» The task
Some lines in the listing below may include the string "JSON". How many are there? Give only the number.

» Extracted information
★ ★ ★ ★ ★ ★ ★
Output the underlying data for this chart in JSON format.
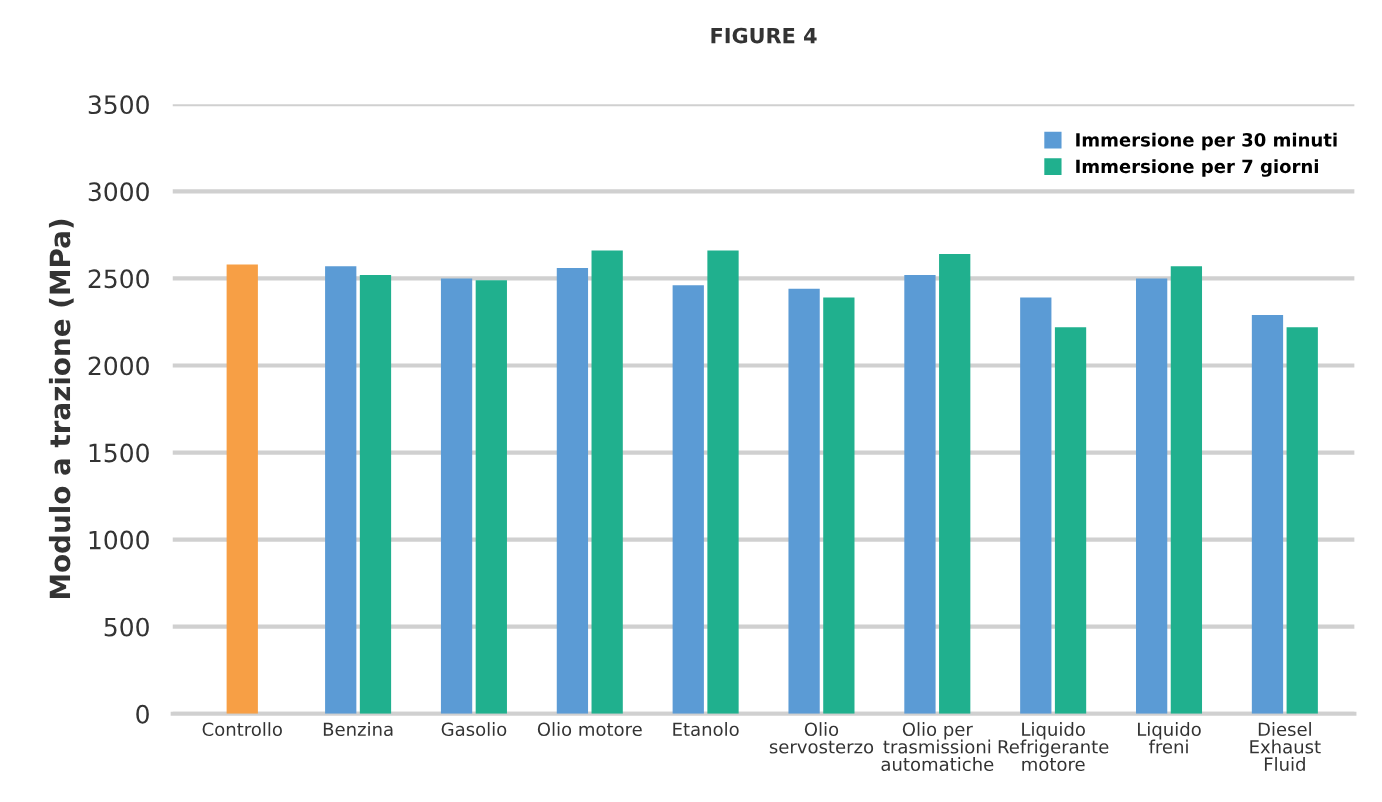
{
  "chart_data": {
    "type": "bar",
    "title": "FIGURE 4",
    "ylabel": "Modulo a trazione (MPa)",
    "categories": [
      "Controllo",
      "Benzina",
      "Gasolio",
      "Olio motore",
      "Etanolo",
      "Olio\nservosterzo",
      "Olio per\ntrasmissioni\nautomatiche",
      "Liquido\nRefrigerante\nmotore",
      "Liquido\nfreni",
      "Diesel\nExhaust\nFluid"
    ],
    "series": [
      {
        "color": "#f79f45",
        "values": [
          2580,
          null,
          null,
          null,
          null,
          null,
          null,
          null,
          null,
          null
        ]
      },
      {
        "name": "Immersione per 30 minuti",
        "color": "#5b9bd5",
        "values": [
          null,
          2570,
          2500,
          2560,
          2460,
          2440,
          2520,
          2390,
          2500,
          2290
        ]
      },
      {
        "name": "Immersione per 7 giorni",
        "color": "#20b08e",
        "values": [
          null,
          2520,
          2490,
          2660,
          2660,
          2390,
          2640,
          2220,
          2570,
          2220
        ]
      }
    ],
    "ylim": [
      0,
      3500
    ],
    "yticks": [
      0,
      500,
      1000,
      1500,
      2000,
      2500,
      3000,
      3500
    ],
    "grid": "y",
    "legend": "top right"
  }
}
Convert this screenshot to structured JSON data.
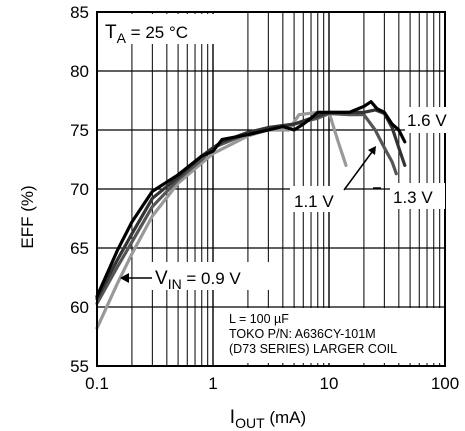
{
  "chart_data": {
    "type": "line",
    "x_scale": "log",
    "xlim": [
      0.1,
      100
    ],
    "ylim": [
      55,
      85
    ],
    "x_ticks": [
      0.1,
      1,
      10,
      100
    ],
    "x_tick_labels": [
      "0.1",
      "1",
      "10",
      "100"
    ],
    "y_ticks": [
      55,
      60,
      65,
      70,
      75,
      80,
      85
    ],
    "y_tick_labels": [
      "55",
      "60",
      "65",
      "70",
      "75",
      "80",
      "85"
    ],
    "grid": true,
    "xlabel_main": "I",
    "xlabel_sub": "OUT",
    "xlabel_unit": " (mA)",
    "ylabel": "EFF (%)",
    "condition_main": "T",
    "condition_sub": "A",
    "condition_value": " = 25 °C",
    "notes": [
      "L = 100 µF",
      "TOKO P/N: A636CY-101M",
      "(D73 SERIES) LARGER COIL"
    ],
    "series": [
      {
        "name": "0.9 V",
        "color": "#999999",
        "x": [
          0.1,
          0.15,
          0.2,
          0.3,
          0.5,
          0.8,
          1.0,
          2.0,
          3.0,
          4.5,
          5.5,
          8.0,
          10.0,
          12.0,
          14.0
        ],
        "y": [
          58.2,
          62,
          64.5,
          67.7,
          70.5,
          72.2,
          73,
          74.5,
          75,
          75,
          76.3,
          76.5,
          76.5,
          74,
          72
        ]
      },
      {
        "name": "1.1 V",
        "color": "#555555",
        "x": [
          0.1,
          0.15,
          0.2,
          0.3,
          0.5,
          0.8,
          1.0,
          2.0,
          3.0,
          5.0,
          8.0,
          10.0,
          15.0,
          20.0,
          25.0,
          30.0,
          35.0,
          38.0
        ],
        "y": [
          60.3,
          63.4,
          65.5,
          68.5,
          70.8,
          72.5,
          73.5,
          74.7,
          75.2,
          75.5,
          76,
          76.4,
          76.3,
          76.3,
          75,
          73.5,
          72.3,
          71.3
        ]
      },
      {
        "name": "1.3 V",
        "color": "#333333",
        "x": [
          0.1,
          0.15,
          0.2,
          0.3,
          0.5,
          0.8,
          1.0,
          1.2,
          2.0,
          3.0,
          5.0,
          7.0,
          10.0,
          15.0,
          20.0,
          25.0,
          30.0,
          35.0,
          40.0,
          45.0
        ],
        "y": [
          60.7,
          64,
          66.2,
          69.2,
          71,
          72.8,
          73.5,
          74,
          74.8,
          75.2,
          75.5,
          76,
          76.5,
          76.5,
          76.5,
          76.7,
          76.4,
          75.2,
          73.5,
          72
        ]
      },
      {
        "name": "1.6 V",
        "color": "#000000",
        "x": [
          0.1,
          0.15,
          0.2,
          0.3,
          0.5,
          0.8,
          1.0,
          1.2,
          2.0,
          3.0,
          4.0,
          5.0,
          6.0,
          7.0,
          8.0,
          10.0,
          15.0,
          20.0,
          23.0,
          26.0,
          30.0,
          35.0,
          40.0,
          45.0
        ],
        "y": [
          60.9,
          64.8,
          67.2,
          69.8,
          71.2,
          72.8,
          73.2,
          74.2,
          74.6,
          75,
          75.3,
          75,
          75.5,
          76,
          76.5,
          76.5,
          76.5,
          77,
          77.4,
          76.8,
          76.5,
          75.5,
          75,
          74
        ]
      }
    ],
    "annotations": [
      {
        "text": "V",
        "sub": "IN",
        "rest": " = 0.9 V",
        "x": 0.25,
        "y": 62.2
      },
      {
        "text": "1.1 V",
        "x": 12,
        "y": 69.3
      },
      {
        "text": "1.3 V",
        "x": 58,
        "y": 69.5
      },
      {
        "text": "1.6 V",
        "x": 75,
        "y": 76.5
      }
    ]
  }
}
★ ★ ★ ★ ★ ★ ★
» Exercise response
2